_What you should do:_ Pick out the lines below with "edit" and list them.
————
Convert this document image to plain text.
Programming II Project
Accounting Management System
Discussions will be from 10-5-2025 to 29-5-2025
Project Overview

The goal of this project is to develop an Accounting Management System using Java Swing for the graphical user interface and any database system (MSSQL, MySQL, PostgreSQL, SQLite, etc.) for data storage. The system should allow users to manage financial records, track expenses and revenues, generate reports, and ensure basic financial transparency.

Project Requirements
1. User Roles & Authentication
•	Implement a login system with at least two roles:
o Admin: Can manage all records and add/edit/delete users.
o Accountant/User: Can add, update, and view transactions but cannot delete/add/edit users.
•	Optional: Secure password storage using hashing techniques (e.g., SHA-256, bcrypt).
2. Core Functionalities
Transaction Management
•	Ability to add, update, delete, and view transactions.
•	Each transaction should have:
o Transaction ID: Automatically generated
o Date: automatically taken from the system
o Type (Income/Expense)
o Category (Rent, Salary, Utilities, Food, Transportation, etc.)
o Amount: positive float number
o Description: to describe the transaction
————
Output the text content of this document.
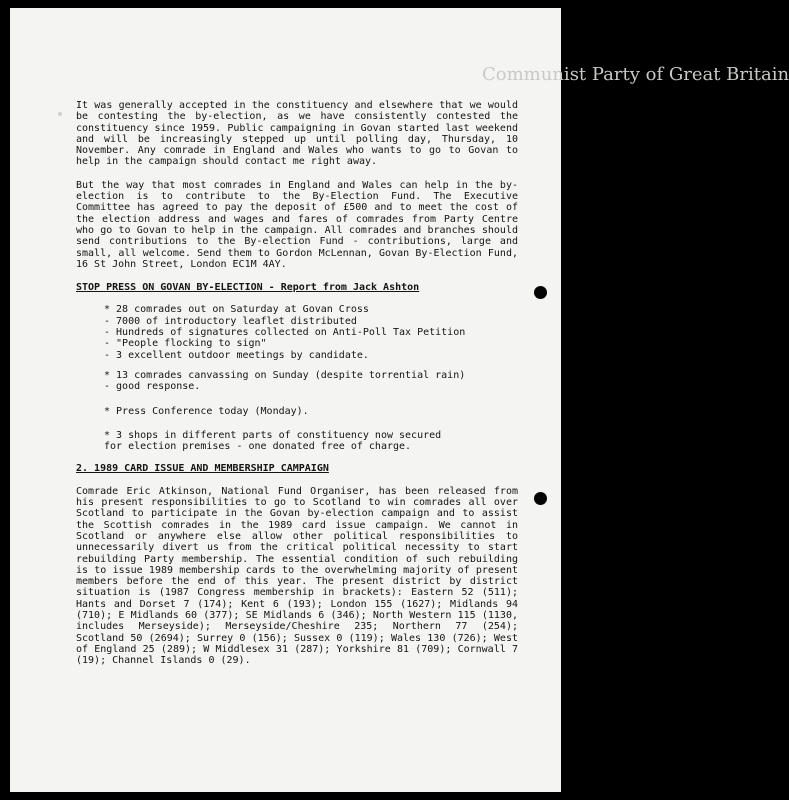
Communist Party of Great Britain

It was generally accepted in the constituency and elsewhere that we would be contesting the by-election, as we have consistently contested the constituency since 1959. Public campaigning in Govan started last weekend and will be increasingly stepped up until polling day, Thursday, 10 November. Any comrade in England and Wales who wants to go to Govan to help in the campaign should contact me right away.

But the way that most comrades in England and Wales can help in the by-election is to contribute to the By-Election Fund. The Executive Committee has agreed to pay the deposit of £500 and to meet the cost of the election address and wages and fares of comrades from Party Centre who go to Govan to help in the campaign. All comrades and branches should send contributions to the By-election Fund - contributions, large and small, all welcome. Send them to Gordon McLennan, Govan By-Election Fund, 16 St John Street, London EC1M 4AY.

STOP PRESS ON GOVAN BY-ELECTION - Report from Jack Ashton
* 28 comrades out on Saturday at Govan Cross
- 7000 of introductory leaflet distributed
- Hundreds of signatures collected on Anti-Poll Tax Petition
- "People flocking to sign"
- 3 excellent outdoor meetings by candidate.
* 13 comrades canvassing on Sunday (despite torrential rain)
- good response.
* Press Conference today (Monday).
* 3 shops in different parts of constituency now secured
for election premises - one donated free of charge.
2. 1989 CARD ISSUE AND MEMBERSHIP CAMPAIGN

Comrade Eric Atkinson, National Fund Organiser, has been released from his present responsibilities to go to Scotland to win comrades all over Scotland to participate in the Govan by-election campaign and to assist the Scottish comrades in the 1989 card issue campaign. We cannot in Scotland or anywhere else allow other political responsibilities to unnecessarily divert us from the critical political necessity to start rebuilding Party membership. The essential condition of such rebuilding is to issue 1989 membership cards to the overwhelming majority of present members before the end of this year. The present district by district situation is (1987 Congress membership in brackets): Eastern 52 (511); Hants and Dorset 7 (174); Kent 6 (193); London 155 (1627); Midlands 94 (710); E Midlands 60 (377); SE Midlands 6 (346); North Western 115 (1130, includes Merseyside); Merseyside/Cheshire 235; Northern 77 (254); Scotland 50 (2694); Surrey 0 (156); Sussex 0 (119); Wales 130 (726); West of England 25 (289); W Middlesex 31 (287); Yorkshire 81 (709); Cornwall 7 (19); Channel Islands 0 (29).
————
_Response:_
o Admin: Can manage all records and add/edit/delete users.
o Accountant/User: Can add, update, and view transactions but cannot delete/add/edit users.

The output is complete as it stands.